## THE REQUEST
Give the count of lines containing the string "this", with no other output.

## TASK DATA

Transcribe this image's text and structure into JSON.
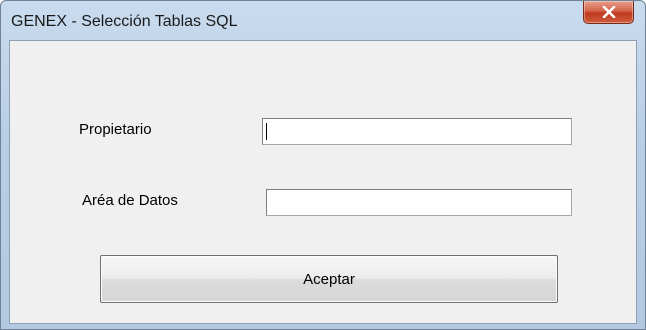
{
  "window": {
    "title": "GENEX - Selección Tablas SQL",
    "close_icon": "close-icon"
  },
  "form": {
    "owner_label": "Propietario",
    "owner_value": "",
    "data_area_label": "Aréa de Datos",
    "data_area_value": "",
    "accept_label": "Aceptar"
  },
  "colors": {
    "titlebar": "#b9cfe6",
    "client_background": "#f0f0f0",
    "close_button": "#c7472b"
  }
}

...

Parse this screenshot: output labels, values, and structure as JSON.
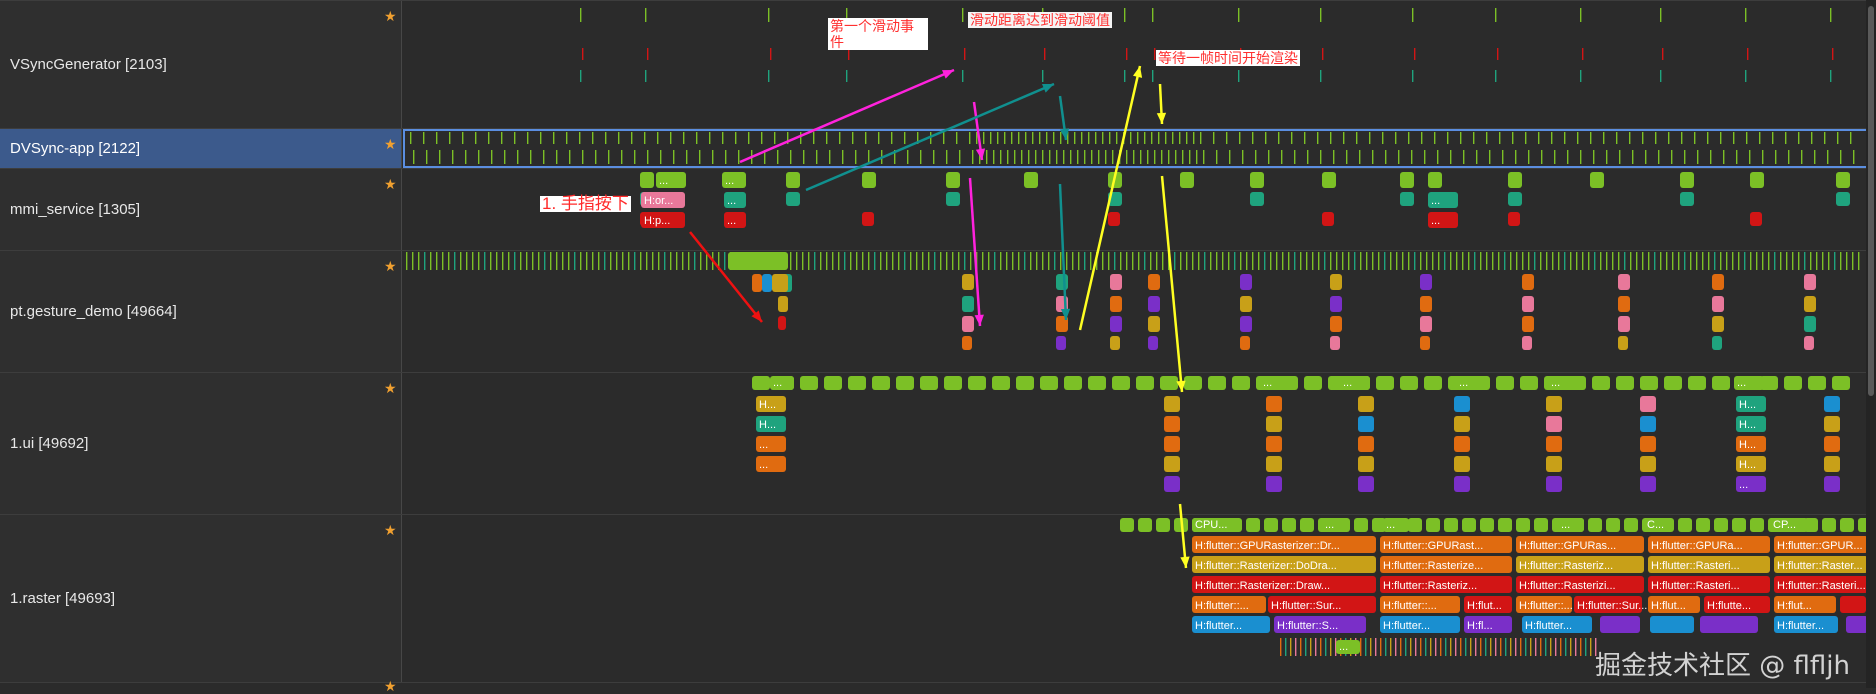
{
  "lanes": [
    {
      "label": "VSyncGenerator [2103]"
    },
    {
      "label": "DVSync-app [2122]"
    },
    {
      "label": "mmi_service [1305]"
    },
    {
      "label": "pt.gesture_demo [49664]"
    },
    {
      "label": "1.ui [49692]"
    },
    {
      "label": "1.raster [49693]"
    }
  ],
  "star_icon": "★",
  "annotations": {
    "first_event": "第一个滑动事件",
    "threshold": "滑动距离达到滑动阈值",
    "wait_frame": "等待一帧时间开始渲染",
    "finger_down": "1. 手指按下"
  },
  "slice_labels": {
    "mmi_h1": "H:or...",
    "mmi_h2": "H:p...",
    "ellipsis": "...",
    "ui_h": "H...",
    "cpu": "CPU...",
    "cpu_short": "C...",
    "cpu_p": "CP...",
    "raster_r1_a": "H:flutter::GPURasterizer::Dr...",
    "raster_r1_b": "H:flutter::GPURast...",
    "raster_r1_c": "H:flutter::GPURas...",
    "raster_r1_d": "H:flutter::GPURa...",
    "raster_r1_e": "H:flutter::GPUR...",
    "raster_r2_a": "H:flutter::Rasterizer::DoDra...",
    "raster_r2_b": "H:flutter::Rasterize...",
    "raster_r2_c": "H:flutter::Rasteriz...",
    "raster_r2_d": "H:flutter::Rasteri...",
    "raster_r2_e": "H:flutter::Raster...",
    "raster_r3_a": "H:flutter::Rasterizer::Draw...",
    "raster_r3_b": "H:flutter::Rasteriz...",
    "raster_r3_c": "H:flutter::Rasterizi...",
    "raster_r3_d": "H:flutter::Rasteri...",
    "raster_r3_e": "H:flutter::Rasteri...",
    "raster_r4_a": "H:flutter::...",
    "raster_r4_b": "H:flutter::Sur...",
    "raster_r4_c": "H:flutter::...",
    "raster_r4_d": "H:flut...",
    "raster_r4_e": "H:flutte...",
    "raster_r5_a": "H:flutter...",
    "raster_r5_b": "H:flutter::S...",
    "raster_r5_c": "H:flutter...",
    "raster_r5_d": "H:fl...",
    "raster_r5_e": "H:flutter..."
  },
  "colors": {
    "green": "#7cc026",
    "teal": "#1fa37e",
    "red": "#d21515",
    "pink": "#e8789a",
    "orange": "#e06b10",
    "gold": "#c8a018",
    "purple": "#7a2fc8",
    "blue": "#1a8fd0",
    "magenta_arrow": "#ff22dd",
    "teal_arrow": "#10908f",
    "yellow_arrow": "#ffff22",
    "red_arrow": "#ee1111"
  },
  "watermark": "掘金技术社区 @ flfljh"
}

## FULL OUTPUT
2